THE REQUEST:
Keep every line where the word "back" appears; drop the rest.

# # #

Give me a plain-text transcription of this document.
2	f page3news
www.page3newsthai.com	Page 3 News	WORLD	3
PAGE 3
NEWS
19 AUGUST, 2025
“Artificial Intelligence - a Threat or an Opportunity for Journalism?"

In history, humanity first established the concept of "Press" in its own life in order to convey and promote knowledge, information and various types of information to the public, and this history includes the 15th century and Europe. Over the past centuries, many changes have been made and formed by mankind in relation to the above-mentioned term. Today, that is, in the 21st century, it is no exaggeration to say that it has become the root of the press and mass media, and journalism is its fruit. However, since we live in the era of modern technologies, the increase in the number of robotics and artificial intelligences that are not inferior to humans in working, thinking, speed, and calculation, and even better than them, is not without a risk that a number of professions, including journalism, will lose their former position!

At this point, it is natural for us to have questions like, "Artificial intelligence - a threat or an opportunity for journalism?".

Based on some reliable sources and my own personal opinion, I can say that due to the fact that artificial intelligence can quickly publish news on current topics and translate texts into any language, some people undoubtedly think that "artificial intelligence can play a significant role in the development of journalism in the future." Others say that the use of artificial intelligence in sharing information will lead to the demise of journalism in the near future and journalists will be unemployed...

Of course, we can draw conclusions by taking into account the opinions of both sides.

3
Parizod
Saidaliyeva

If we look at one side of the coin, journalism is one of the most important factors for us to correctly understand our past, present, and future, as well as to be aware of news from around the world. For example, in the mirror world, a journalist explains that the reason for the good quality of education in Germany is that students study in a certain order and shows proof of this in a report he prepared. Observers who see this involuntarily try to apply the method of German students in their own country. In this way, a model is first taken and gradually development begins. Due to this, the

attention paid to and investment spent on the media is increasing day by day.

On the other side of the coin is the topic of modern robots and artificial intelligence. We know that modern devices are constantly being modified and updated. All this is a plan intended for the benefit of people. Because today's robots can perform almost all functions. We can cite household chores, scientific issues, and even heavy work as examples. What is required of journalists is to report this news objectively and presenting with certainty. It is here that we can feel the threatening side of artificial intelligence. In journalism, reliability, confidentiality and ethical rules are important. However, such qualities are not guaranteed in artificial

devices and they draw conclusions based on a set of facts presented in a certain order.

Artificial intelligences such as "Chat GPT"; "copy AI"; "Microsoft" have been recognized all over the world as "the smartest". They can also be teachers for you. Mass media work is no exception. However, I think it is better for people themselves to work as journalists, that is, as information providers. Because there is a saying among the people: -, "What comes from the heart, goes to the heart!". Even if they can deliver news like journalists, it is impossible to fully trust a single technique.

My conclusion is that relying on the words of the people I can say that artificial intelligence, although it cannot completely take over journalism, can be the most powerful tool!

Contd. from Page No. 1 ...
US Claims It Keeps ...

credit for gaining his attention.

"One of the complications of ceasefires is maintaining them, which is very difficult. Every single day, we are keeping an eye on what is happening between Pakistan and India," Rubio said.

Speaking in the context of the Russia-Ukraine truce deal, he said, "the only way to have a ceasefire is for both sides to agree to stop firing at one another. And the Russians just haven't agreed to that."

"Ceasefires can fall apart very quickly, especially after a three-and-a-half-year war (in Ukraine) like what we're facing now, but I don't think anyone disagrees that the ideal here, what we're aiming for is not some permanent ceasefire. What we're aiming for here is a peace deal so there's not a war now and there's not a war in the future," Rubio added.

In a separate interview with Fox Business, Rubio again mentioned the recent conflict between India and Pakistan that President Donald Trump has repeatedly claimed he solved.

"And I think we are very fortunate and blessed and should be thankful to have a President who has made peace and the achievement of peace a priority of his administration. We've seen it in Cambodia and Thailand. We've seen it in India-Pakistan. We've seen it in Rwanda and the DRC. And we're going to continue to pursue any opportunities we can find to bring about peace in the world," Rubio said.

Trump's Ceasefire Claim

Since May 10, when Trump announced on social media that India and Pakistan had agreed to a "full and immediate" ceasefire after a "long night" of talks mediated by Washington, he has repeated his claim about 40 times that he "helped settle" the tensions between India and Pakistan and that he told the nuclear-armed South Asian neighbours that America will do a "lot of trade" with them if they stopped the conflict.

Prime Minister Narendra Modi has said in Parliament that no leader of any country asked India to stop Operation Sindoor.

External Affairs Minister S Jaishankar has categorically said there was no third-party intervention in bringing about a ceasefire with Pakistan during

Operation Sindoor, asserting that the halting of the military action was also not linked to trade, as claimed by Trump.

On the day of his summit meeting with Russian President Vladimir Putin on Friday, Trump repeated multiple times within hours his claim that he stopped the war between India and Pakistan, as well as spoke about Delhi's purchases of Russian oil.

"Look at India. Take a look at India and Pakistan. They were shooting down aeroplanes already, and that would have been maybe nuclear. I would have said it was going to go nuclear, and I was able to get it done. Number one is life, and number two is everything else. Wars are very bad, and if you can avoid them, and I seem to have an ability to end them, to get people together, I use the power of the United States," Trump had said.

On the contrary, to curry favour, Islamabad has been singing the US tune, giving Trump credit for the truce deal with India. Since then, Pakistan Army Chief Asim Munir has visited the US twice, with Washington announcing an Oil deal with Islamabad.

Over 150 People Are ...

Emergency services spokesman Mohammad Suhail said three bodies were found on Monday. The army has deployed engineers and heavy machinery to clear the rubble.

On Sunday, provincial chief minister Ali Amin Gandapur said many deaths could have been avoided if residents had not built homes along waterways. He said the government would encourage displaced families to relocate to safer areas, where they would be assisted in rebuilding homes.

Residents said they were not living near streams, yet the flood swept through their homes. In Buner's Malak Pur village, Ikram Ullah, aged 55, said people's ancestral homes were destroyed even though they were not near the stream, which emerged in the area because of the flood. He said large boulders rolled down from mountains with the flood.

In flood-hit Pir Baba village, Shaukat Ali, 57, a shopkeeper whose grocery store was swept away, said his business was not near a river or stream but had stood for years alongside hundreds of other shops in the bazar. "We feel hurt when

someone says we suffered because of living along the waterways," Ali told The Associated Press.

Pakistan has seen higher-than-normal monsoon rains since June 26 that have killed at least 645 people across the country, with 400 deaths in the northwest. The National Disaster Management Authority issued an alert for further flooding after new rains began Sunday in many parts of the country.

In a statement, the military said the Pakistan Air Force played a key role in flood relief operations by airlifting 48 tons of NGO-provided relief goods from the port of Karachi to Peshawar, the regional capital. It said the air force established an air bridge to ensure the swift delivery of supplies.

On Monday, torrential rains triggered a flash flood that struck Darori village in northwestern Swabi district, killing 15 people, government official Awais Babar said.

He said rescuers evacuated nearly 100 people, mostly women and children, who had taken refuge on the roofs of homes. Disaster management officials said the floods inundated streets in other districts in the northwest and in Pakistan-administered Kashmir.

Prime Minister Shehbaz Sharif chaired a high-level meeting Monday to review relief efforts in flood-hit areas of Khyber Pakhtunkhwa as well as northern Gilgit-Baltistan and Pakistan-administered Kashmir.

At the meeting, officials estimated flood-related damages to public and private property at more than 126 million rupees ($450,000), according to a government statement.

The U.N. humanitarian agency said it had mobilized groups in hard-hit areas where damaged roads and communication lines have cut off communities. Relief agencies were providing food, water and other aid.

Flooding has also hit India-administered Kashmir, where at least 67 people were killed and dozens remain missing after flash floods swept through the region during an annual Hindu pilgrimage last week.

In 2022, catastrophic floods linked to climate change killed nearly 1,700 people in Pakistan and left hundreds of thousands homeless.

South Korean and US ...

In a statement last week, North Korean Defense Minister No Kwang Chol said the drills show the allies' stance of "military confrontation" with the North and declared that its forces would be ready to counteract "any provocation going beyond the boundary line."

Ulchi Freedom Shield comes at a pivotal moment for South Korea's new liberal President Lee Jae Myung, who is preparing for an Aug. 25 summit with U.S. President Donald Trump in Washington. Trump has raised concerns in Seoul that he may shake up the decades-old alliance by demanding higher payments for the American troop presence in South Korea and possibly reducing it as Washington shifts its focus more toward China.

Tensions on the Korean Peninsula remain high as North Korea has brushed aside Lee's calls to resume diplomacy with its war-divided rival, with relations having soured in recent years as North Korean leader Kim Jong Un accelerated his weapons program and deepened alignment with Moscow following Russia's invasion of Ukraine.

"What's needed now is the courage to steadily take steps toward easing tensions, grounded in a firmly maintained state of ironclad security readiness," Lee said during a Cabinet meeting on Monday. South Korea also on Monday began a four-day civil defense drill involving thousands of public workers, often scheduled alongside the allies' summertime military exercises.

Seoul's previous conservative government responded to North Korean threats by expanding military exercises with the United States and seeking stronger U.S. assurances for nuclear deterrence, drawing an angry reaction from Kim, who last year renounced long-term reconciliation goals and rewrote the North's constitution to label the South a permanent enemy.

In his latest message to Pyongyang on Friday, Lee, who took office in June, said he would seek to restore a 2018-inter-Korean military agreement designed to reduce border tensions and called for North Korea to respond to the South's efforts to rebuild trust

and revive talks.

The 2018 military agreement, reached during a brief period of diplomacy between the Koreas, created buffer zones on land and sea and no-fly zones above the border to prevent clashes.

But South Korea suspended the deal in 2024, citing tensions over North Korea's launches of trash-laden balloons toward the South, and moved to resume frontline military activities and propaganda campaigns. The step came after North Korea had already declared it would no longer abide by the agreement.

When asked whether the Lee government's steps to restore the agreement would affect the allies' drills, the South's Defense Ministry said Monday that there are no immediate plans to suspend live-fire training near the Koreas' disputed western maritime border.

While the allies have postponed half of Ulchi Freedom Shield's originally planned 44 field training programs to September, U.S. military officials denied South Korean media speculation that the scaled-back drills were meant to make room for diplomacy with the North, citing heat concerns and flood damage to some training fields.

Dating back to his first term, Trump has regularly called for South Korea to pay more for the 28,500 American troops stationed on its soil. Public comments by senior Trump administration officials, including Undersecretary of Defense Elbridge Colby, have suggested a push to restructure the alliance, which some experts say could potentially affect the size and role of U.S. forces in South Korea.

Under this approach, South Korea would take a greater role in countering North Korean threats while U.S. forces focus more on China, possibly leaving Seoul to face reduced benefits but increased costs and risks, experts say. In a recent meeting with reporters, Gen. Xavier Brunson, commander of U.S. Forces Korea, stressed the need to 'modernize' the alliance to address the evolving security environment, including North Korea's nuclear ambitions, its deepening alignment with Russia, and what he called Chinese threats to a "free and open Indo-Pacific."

# # #

SOLUTION TO THIS PROBLEM:
While the allies have postponed half of Ulchi Freedom Shield's originally planned 44 field training programs to September, U.S. military officials denied South Korean media speculation that the scaled-back drills were meant to make room for diplomacy with the North, citing heat concerns and flood damage to some training fields.
Dating back to his first term, Trump has regularly called for South Korea to pay more for the 28,500 American troops stationed on its soil. Public comments by senior Trump administration officials, including Undersecretary of Defense Elbridge Colby, have suggested a push to restructure the alliance, which some experts say could potentially affect the size and role of U.S. forces in South Korea.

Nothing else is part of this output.